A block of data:

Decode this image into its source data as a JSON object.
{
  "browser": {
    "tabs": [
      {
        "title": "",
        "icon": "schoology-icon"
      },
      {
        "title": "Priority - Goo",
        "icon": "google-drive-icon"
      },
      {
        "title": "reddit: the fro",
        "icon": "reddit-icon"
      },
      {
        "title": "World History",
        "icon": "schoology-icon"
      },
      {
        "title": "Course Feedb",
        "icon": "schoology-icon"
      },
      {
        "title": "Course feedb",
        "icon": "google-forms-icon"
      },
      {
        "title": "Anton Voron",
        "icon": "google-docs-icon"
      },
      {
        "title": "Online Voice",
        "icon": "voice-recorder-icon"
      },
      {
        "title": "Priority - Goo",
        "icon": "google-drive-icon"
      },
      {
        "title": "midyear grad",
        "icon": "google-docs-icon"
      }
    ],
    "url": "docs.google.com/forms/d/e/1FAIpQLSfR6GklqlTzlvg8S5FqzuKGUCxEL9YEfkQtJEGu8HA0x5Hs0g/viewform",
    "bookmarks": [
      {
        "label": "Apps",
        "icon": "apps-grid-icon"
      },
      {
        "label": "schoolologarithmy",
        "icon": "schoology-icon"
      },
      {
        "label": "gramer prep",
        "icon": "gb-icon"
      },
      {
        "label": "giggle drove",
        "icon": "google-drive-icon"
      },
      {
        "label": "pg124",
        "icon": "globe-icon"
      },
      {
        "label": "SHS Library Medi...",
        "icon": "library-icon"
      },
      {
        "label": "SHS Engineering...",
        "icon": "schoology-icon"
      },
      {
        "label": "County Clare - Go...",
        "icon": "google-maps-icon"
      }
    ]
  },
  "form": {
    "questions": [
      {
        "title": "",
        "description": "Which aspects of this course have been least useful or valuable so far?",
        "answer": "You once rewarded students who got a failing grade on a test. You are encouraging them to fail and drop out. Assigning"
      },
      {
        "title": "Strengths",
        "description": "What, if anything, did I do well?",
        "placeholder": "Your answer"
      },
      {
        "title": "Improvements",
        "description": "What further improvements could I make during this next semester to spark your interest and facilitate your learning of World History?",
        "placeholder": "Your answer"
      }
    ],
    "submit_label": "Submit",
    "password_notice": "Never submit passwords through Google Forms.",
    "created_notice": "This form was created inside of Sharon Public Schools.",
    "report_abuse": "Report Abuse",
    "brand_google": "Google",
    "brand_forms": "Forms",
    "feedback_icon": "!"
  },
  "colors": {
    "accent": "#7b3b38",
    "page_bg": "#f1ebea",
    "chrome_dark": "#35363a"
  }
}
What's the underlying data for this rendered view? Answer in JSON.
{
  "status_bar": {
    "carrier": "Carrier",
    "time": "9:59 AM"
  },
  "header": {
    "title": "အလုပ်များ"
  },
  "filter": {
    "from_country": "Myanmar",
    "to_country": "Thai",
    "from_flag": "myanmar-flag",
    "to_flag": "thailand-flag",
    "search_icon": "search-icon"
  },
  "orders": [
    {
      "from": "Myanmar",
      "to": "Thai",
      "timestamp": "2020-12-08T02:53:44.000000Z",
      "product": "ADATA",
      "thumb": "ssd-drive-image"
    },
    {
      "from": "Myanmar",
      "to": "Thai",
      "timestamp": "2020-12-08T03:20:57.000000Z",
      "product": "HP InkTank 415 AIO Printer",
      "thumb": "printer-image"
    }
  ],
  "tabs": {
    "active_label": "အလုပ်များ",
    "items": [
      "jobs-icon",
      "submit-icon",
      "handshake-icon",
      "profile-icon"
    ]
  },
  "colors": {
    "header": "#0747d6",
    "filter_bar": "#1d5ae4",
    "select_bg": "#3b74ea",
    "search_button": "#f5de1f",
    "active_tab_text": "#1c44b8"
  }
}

---

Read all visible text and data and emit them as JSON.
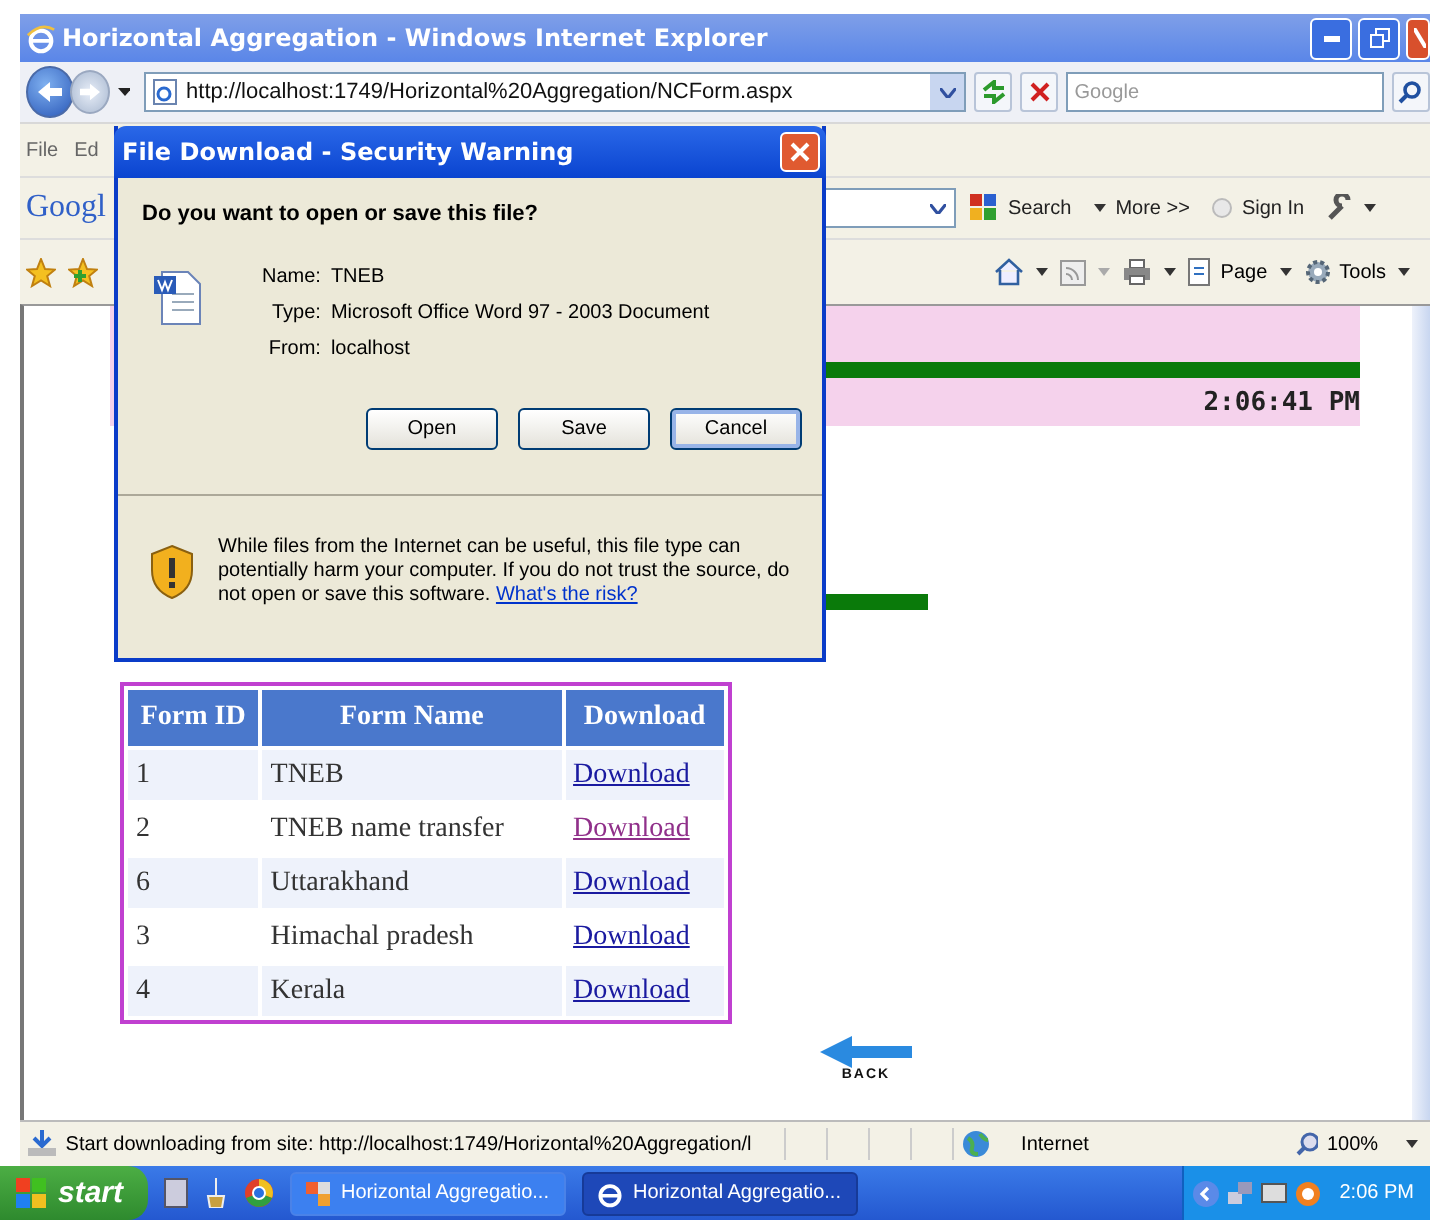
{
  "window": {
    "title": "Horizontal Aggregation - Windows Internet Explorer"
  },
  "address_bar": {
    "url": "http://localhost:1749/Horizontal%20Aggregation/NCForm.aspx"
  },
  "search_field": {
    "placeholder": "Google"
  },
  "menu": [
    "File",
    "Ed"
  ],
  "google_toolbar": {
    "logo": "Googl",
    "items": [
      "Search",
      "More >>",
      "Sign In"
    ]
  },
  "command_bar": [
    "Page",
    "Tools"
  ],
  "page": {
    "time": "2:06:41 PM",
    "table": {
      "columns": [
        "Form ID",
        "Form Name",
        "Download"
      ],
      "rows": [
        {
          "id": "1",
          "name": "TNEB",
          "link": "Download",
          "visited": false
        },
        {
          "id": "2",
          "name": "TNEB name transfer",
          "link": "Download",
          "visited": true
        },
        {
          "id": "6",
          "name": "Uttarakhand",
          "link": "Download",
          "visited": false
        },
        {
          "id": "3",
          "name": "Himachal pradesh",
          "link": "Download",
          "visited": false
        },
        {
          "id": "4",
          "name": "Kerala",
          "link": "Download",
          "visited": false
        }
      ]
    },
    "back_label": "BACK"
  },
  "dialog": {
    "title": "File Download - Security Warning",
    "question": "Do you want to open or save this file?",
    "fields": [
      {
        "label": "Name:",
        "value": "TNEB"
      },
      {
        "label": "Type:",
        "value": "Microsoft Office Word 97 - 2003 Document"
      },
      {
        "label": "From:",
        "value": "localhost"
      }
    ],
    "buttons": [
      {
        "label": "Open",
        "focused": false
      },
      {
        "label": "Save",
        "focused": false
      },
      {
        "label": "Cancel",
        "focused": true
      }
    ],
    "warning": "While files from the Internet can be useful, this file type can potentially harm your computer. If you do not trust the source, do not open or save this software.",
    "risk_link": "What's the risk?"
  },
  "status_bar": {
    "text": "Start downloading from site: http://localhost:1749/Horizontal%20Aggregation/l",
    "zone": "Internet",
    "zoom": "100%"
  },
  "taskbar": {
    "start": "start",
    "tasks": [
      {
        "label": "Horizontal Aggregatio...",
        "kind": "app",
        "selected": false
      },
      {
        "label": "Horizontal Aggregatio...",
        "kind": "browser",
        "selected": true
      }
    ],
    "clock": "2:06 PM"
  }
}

What is being asked –
Search the entries for the word "reddit" and gather every line where it appears.

Answer to this problem –
        "title": "reddit: the fro",
        "icon": "reddit-icon"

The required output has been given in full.